====== Input data ======

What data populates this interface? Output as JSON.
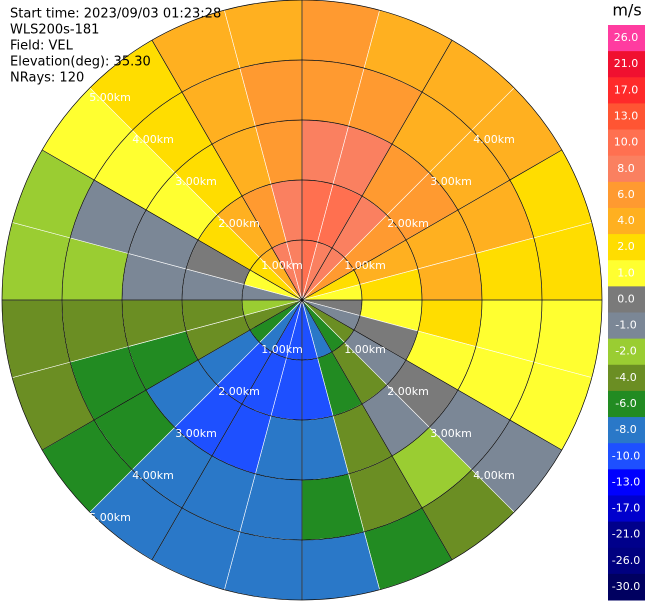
{
  "chart_data": {
    "type": "ppi",
    "header": [
      "Start time: 2023/09/03 01:23:28",
      "WLS200s-181",
      "Field: VEL",
      "Elevation(deg): 35.30",
      "NRays: 120"
    ],
    "azimuths": [
      0,
      15,
      30,
      45,
      60,
      75,
      90,
      105,
      120,
      135,
      150,
      165,
      180,
      195,
      210,
      225,
      240,
      255,
      270,
      285,
      300,
      315,
      330,
      345
    ],
    "ranges_km": [
      0,
      1,
      2,
      3,
      4,
      5
    ],
    "values": [
      [
        10,
        11,
        9,
        7,
        6
      ],
      [
        9,
        10,
        8,
        6,
        5
      ],
      [
        8,
        9,
        7,
        5,
        5
      ],
      [
        6,
        7,
        6,
        5,
        4
      ],
      [
        3,
        5,
        5,
        4,
        3
      ],
      [
        1.5,
        3,
        4,
        3,
        2
      ],
      [
        0.5,
        1.5,
        2,
        1.5,
        1.5
      ],
      [
        -1,
        0.5,
        1.5,
        1,
        1
      ],
      [
        -3,
        -1,
        0.5,
        -0.5,
        -1
      ],
      [
        -5,
        -3,
        -0.5,
        -2,
        -3
      ],
      [
        -8,
        -5,
        -3,
        -4,
        -5
      ],
      [
        -9,
        -9,
        -7,
        -6,
        -7
      ],
      [
        -9,
        -9,
        -8,
        -7,
        -7
      ],
      [
        -9,
        -9,
        -9,
        -7,
        -7
      ],
      [
        -8,
        -9,
        -9,
        -7,
        -7
      ],
      [
        -5,
        -7,
        -7,
        -6,
        -6
      ],
      [
        -3,
        -4,
        -5,
        -5,
        -4
      ],
      [
        -2,
        -3,
        -3,
        -3,
        -3
      ],
      [
        -1,
        -0.5,
        -1,
        -1.5,
        -2
      ],
      [
        1.5,
        0.5,
        -0.5,
        -1,
        -1.5
      ],
      [
        3,
        2,
        1.5,
        1.5,
        1
      ],
      [
        5,
        4,
        3,
        3,
        2.5
      ],
      [
        8,
        6,
        5,
        4,
        4
      ],
      [
        9,
        9,
        7,
        6,
        5
      ]
    ],
    "range_rings": [
      {
        "value": 1,
        "label": "1.00km"
      },
      {
        "value": 2,
        "label": "2.00km"
      },
      {
        "value": 3,
        "label": "3.00km"
      },
      {
        "value": 4,
        "label": "4.00km"
      },
      {
        "value": 5,
        "label": "5.00km"
      }
    ],
    "colorbar_label": "m/s",
    "colorbar_ticks": [
      {
        "value": 26,
        "label": "26.0"
      },
      {
        "value": 21,
        "label": "21.0"
      },
      {
        "value": 17,
        "label": "17.0"
      },
      {
        "value": 13,
        "label": "13.0"
      },
      {
        "value": 10,
        "label": "10.0"
      },
      {
        "value": 8,
        "label": "8.0"
      },
      {
        "value": 6,
        "label": "6.0"
      },
      {
        "value": 4,
        "label": "4.0"
      },
      {
        "value": 2,
        "label": "2.0"
      },
      {
        "value": 1,
        "label": "1.0"
      },
      {
        "value": 0,
        "label": "0.0"
      },
      {
        "value": -1,
        "label": "-1.0"
      },
      {
        "value": -2,
        "label": "-2.0"
      },
      {
        "value": -4,
        "label": "-4.0"
      },
      {
        "value": -6,
        "label": "-6.0"
      },
      {
        "value": -8,
        "label": "-8.0"
      },
      {
        "value": -10,
        "label": "-10.0"
      },
      {
        "value": -13,
        "label": "-13.0"
      },
      {
        "value": -17,
        "label": "-17.0"
      },
      {
        "value": -21,
        "label": "-21.0"
      },
      {
        "value": -26,
        "label": "-26.0"
      },
      {
        "value": -30,
        "label": "-30.0"
      }
    ],
    "colors": [
      "#ff3ca0",
      "#f01030",
      "#ff2a2a",
      "#ff5533",
      "#ff7050",
      "#fa8060",
      "#ff9a30",
      "#ffb020",
      "#ffdd00",
      "#ffff30",
      "#7a7a7a",
      "#7b8796",
      "#9acd32",
      "#6b8e23",
      "#228b22",
      "#2a78c8",
      "#1e50ff",
      "#0000ff",
      "#0000cd",
      "#00008b",
      "#000080",
      "#000060"
    ]
  }
}
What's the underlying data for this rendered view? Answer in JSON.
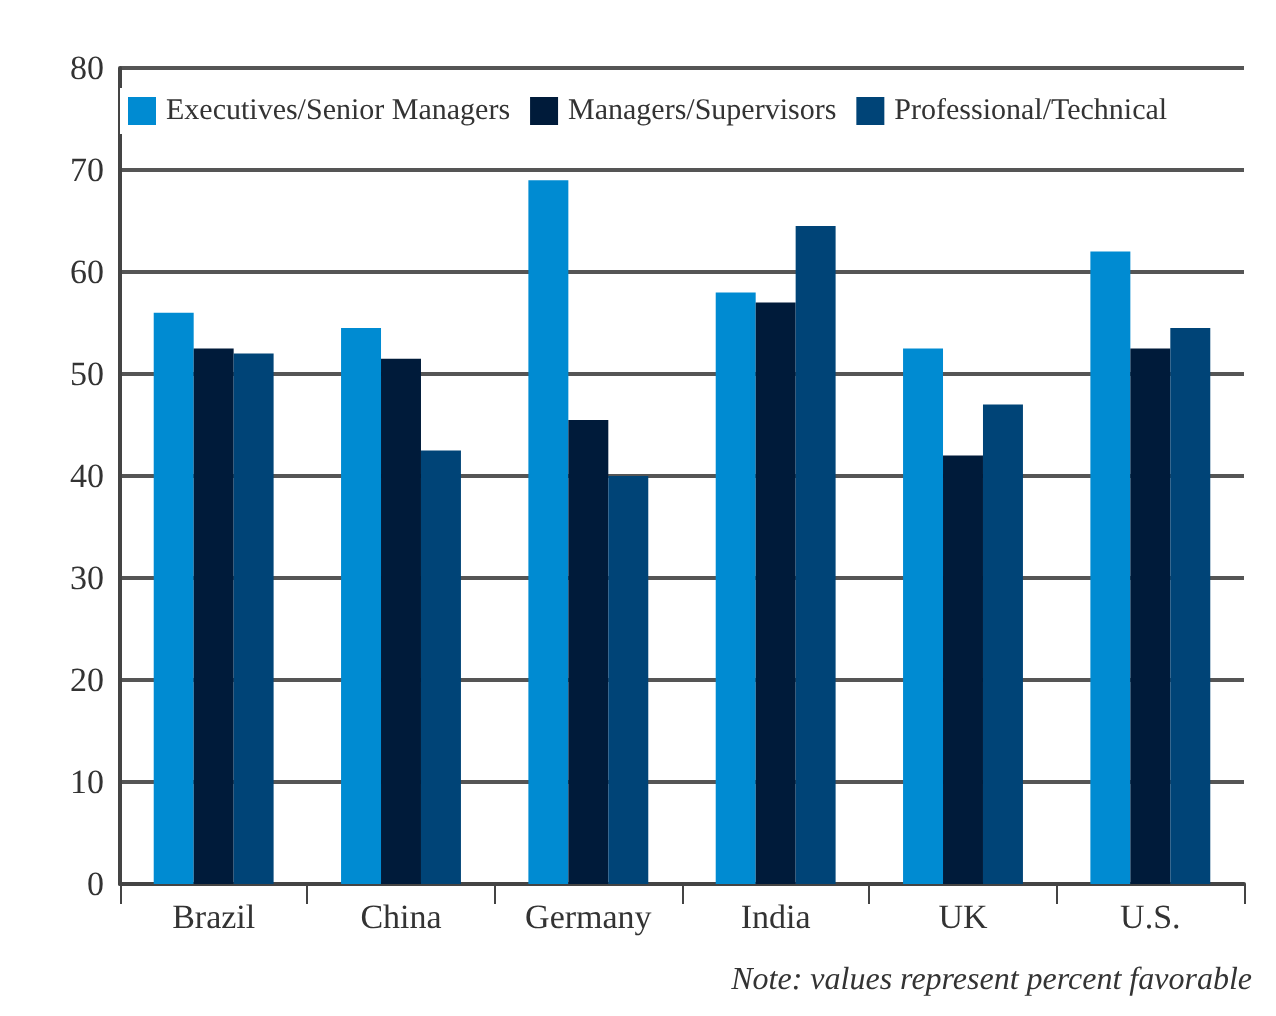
{
  "chart_data": {
    "type": "bar",
    "categories": [
      "Brazil",
      "China",
      "Germany",
      "India",
      "UK",
      "U.S."
    ],
    "series": [
      {
        "name": "Executives/Senior Managers",
        "color": "#008bd2",
        "values": [
          56,
          54.5,
          69,
          58,
          52.5,
          62
        ]
      },
      {
        "name": "Managers/Supervisors",
        "color": "#001b3a",
        "values": [
          52.5,
          51.5,
          45.5,
          57,
          42,
          52.5
        ]
      },
      {
        "name": "Professional/Technical",
        "color": "#004477",
        "values": [
          52,
          42.5,
          40,
          64.5,
          47,
          54.5
        ]
      }
    ],
    "ylim": [
      0,
      80
    ],
    "yticks": [
      0,
      10,
      20,
      30,
      40,
      50,
      60,
      70,
      80
    ],
    "grid": "y",
    "legend": "top",
    "annotations": [
      "Note: values represent percent favorable"
    ]
  }
}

======

Repeat every record precisely. Any picture among them stays out of the copy.

### Task solution
What data populates this interface? Output as JSON.
{
  "chart_data": {
    "type": "ppi",
    "header": [
      "Start time: 2023/09/03 01:23:28",
      "WLS200s-181",
      "Field: VEL",
      "Elevation(deg): 35.30",
      "NRays: 120"
    ],
    "azimuths": [
      0,
      15,
      30,
      45,
      60,
      75,
      90,
      105,
      120,
      135,
      150,
      165,
      180,
      195,
      210,
      225,
      240,
      255,
      270,
      285,
      300,
      315,
      330,
      345
    ],
    "ranges_km": [
      0,
      1,
      2,
      3,
      4,
      5
    ],
    "values": [
      [
        10,
        11,
        9,
        7,
        6
      ],
      [
        9,
        10,
        8,
        6,
        5
      ],
      [
        8,
        9,
        7,
        5,
        5
      ],
      [
        6,
        7,
        6,
        5,
        4
      ],
      [
        3,
        5,
        5,
        4,
        3
      ],
      [
        1.5,
        3,
        4,
        3,
        2
      ],
      [
        0.5,
        1.5,
        2,
        1.5,
        1.5
      ],
      [
        -1,
        0.5,
        1.5,
        1,
        1
      ],
      [
        -3,
        -1,
        0.5,
        -0.5,
        -1
      ],
      [
        -5,
        -3,
        -0.5,
        -2,
        -3
      ],
      [
        -8,
        -5,
        -3,
        -4,
        -5
      ],
      [
        -9,
        -9,
        -7,
        -6,
        -7
      ],
      [
        -9,
        -9,
        -8,
        -7,
        -7
      ],
      [
        -9,
        -9,
        -9,
        -7,
        -7
      ],
      [
        -8,
        -9,
        -9,
        -7,
        -7
      ],
      [
        -5,
        -7,
        -7,
        -6,
        -6
      ],
      [
        -3,
        -4,
        -5,
        -5,
        -4
      ],
      [
        -2,
        -3,
        -3,
        -3,
        -3
      ],
      [
        -1,
        -0.5,
        -1,
        -1.5,
        -2
      ],
      [
        1.5,
        0.5,
        -0.5,
        -1,
        -1.5
      ],
      [
        3,
        2,
        1.5,
        1.5,
        1
      ],
      [
        5,
        4,
        3,
        3,
        2.5
      ],
      [
        8,
        6,
        5,
        4,
        4
      ],
      [
        9,
        9,
        7,
        6,
        5
      ]
    ],
    "range_rings": [
      {
        "value": 1,
        "label": "1.00km"
      },
      {
        "value": 2,
        "label": "2.00km"
      },
      {
        "value": 3,
        "label": "3.00km"
      },
      {
        "value": 4,
        "label": "4.00km"
      },
      {
        "value": 5,
        "label": "5.00km"
      }
    ],
    "colorbar_label": "m/s",
    "colorbar_ticks": [
      {
        "value": 26,
        "label": "26.0"
      },
      {
        "value": 21,
        "label": "21.0"
      },
      {
        "value": 17,
        "label": "17.0"
      },
      {
        "value": 13,
        "label": "13.0"
      },
      {
        "value": 10,
        "label": "10.0"
      },
      {
        "value": 8,
        "label": "8.0"
      },
      {
        "value": 6,
        "label": "6.0"
      },
      {
        "value": 4,
        "label": "4.0"
      },
      {
        "value": 2,
        "label": "2.0"
      },
      {
        "value": 1,
        "label": "1.0"
      },
      {
        "value": 0,
        "label": "0.0"
      },
      {
        "value": -1,
        "label": "-1.0"
      },
      {
        "value": -2,
        "label": "-2.0"
      },
      {
        "value": -4,
        "label": "-4.0"
      },
      {
        "value": -6,
        "label": "-6.0"
      },
      {
        "value": -8,
        "label": "-8.0"
      },
      {
        "value": -10,
        "label": "-10.0"
      },
      {
        "value": -13,
        "label": "-13.0"
      },
      {
        "value": -17,
        "label": "-17.0"
      },
      {
        "value": -21,
        "label": "-21.0"
      },
      {
        "value": -26,
        "label": "-26.0"
      },
      {
        "value": -30,
        "label": "-30.0"
      }
    ],
    "colors": [
      "#ff3ca0",
      "#f01030",
      "#ff2a2a",
      "#ff5533",
      "#ff7050",
      "#fa8060",
      "#ff9a30",
      "#ffb020",
      "#ffdd00",
      "#ffff30",
      "#7a7a7a",
      "#7b8796",
      "#9acd32",
      "#6b8e23",
      "#228b22",
      "#2a78c8",
      "#1e50ff",
      "#0000ff",
      "#0000cd",
      "#00008b",
      "#000080",
      "#000060"
    ]
  }
}
What's the underlying data for this rendered view? Answer in JSON.
{
  "chart_data": {
    "type": "bar",
    "categories": [
      "Brazil",
      "China",
      "Germany",
      "India",
      "UK",
      "U.S."
    ],
    "series": [
      {
        "name": "Executives/Senior Managers",
        "color": "#008bd2",
        "values": [
          56,
          54.5,
          69,
          58,
          52.5,
          62
        ]
      },
      {
        "name": "Managers/Supervisors",
        "color": "#001b3a",
        "values": [
          52.5,
          51.5,
          45.5,
          57,
          42,
          52.5
        ]
      },
      {
        "name": "Professional/Technical",
        "color": "#004477",
        "values": [
          52,
          42.5,
          40,
          64.5,
          47,
          54.5
        ]
      }
    ],
    "ylim": [
      0,
      80
    ],
    "yticks": [
      0,
      10,
      20,
      30,
      40,
      50,
      60,
      70,
      80
    ],
    "grid": "y",
    "legend": "top",
    "annotations": [
      "Note: values represent percent favorable"
    ]
  }
}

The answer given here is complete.